*What the task requires:* Write each line out exactly, leaving none out.

[Dataset items]
start

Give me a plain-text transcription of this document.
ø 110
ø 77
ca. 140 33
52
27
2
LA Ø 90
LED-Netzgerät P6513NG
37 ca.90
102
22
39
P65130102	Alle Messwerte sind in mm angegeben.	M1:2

end

*Output of the exercise:*
Give me a plain-text transcription of this document.
ø 110
ø 77
ca. 140 33
52
27
2
LA Ø 90
LED-Netzgerät P6513NG
37 ca.90
102
22
39
P65130102	Alle Messwerte sind in mm angegeben.	M1:2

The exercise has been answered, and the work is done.